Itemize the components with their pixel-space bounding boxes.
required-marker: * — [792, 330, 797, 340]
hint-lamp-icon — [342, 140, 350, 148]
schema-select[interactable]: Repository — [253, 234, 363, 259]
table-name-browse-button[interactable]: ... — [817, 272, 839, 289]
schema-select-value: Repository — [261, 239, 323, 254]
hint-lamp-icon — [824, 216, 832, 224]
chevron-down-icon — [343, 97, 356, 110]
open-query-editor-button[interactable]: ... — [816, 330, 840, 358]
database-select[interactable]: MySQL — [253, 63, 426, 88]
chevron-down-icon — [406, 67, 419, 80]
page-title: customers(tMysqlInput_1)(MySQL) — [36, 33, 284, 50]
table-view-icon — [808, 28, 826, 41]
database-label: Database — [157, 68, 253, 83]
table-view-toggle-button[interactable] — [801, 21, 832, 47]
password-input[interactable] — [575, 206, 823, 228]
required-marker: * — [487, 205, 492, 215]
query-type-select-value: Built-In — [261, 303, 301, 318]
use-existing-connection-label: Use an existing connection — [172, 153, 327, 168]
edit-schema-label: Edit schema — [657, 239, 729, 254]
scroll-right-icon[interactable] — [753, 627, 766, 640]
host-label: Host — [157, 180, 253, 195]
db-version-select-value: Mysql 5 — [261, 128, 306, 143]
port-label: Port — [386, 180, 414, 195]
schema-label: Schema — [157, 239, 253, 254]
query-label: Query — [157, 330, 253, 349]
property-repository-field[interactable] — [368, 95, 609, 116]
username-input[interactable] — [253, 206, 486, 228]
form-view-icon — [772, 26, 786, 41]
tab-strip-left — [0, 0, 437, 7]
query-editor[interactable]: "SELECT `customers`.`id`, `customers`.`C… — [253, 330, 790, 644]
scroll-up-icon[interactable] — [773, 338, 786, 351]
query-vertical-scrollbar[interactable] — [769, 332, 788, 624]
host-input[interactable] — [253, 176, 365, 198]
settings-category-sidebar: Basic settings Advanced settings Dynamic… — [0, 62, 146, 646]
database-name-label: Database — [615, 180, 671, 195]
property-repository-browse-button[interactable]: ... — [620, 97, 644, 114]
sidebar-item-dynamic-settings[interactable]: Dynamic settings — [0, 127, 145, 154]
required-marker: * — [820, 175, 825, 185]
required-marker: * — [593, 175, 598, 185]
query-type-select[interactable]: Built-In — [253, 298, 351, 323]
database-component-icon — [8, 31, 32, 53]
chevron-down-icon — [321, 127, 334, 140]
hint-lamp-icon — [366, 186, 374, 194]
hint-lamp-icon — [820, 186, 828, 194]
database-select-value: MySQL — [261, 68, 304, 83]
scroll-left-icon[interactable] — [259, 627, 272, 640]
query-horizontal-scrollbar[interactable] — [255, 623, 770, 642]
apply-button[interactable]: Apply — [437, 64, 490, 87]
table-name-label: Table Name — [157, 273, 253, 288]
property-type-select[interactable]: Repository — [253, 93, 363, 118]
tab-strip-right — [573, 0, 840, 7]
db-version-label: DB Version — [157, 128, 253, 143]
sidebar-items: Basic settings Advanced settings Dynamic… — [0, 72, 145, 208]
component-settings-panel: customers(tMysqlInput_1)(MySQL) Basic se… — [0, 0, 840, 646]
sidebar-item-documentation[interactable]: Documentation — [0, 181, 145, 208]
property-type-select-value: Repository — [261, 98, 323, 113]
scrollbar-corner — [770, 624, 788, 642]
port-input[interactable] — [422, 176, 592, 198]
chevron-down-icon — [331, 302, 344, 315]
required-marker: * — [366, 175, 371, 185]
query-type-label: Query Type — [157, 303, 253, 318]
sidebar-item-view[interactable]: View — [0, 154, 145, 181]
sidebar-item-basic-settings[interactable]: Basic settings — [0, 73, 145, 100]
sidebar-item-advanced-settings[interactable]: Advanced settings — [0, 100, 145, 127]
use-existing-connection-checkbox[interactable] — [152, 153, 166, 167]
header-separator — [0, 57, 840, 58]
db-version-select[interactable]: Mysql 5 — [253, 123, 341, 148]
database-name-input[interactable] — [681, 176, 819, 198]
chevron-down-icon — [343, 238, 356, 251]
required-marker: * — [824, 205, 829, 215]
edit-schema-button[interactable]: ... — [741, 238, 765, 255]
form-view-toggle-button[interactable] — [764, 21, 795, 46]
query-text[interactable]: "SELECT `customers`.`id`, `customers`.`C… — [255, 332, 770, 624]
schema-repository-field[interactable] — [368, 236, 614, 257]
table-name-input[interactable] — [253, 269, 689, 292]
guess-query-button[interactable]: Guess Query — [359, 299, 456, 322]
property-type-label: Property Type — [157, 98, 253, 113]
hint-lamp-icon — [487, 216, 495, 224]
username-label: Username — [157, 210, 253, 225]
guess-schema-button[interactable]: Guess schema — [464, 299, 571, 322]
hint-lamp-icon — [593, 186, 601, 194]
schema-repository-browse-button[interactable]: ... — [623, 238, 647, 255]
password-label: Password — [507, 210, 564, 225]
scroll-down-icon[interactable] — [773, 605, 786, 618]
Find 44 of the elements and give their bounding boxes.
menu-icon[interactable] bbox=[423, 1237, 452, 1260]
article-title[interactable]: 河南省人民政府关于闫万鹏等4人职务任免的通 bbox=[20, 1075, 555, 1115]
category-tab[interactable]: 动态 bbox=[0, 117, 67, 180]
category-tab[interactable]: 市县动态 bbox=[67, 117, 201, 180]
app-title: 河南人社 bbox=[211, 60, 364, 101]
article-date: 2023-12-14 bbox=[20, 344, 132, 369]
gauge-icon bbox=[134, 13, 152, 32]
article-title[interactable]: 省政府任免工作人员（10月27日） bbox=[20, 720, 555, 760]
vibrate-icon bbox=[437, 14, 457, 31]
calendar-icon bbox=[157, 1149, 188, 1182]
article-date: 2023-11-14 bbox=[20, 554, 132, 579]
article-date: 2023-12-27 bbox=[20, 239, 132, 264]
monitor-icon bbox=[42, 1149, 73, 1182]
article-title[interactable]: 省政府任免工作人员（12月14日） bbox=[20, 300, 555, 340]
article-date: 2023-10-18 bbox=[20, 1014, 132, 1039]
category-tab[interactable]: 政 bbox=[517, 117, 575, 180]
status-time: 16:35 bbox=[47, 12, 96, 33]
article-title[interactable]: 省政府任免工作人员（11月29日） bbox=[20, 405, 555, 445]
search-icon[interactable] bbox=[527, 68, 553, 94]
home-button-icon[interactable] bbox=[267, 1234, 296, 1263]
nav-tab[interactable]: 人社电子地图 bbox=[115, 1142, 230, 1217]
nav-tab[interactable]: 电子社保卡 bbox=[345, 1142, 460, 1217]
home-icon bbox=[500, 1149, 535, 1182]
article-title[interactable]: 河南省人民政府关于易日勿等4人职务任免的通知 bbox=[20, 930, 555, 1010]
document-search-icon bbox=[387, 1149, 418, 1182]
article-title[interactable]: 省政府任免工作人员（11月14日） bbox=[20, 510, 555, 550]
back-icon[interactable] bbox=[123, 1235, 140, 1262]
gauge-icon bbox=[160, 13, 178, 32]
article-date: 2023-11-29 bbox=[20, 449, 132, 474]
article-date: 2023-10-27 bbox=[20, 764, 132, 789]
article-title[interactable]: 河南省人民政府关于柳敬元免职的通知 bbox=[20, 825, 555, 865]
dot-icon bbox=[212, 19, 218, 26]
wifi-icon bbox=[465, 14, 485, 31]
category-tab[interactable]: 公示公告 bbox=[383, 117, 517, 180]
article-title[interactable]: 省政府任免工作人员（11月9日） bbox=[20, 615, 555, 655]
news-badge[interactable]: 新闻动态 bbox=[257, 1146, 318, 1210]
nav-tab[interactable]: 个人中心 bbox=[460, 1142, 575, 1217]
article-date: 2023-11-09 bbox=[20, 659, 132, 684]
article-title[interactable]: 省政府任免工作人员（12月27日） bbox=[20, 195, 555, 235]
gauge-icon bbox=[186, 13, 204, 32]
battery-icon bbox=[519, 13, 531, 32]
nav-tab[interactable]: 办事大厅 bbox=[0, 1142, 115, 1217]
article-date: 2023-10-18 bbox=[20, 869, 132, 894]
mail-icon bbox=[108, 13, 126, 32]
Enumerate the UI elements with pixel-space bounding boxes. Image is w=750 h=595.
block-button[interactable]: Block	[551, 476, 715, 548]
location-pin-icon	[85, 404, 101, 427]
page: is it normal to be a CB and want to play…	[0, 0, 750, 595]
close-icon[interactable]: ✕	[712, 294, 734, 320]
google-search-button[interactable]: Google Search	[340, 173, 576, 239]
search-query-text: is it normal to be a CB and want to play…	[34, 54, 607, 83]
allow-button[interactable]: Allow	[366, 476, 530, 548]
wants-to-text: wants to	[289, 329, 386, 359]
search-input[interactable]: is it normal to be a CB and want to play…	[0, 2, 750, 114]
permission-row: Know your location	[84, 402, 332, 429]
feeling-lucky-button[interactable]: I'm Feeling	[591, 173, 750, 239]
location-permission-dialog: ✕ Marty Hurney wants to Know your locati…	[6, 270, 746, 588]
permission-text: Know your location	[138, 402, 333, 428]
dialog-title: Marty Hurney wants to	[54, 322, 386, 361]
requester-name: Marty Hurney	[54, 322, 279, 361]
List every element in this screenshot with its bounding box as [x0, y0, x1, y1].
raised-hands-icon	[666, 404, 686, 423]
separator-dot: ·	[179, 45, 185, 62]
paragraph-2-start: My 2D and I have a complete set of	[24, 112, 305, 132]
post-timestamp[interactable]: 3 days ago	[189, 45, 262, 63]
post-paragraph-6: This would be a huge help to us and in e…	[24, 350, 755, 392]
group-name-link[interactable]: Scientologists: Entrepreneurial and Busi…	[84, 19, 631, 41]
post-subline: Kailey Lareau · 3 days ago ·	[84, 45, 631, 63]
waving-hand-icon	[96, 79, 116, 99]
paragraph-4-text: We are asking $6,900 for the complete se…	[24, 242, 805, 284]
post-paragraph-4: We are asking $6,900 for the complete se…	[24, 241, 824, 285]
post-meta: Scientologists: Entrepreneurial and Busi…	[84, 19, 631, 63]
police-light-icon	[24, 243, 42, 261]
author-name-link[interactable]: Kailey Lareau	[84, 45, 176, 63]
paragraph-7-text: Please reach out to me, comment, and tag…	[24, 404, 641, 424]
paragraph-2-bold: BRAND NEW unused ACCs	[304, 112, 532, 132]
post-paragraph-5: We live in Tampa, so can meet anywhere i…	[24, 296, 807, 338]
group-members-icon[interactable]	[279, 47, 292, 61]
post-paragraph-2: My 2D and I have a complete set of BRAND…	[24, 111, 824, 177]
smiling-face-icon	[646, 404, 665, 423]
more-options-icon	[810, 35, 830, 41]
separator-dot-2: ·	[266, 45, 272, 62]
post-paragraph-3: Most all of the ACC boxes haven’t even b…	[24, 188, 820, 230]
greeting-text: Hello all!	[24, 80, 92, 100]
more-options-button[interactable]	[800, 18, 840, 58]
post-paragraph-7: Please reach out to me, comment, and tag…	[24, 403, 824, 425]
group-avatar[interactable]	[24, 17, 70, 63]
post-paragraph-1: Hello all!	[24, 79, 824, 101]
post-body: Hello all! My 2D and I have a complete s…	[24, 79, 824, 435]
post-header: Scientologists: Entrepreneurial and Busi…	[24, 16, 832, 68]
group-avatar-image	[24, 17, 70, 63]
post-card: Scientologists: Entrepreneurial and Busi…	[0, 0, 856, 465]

• • • • • • •

(Objective)
Render the material as a Markdown table, starting at its first line and ending at the line that contains "database-name-label: Database —" (both included). Use the columns Row and Record, giving each line a row number and leaving out blank lines.

(Task result)
| Row | Record |
|---|---|
| 1 | Itemize the components with their pixel-space bounding boxes. |
| 2 | required-marker: * — [792, 330, 797, 340] |
| 3 | hint-lamp-icon — [342, 140, 350, 148] |
| 4 | schema-select[interactable]: Repository — [253, 234, 363, 259] |
| 5 | table-name-browse-button[interactable]: ... — [817, 272, 839, 289] |
| 6 | schema-select-value: Repository — [261, 239, 323, 254] |
| 7 | hint-lamp-icon — [824, 216, 832, 224] |
| 8 | chevron-down-icon — [343, 97, 356, 110] |
| 9 | open-query-editor-button[interactable]: ... — [816, 330, 840, 358] |
| 10 | database-select[interactable]: MySQL — [253, 63, 426, 88] |
| 11 | chevron-down-icon — [406, 67, 419, 80] |
| 12 | page-title: customers(tMysqlInput_1)(MySQL) — [36, 33, 284, 50] |
| 13 | table-view-icon — [808, 28, 826, 41] |
| 14 | database-label: Database — [157, 68, 253, 83] |
| 15 | table-view-toggle-button[interactable] — [801, 21, 832, 47] |
| 16 | password-input[interactable] — [575, 206, 823, 228] |
| 17 | required-marker: * — [487, 205, 492, 215] |
| 18 | query-type-select-value: Built-In — [261, 303, 301, 318] |
| 19 | use-existing-connection-label: Use an existing connection — [172, 153, 327, 168] |
| 20 | edit-schema-label: Edit schema — [657, 239, 729, 254] |
| 21 | scroll-right-icon[interactable] — [753, 627, 766, 640] |
| 22 | host-label: Host — [157, 180, 253, 195] |
| 23 | db-version-select-value: Mysql 5 — [261, 128, 306, 143] |
| 24 | port-label: Port — [386, 180, 414, 195] |
| 25 | schema-label: Schema — [157, 239, 253, 254] |
| 26 | query-label: Query — [157, 330, 253, 349] |
| 27 | property-repository-field[interactable] — [368, 95, 609, 116] |
| 28 | username-input[interactable] — [253, 206, 486, 228] |
| 29 | form-view-icon — [772, 26, 786, 41] |
| 30 | tab-strip-left — [0, 0, 437, 7] |
| 31 | query-editor[interactable]: "SELECT `customers`.`id`, `customers`.`C… — [253, 330, 790, 644] |
| 32 | scroll-up-icon[interactable] — [773, 338, 786, 351] |
| 33 | query-vertical-scrollbar[interactable] — [769, 332, 788, 624] |
| 34 | host-input[interactable] — [253, 176, 365, 198] |
| 35 | settings-category-sidebar: Basic settings Advanced settings Dynamic… — [0, 62, 146, 646] |
| 36 | database-name-label: Database — [615, 180, 671, 195] |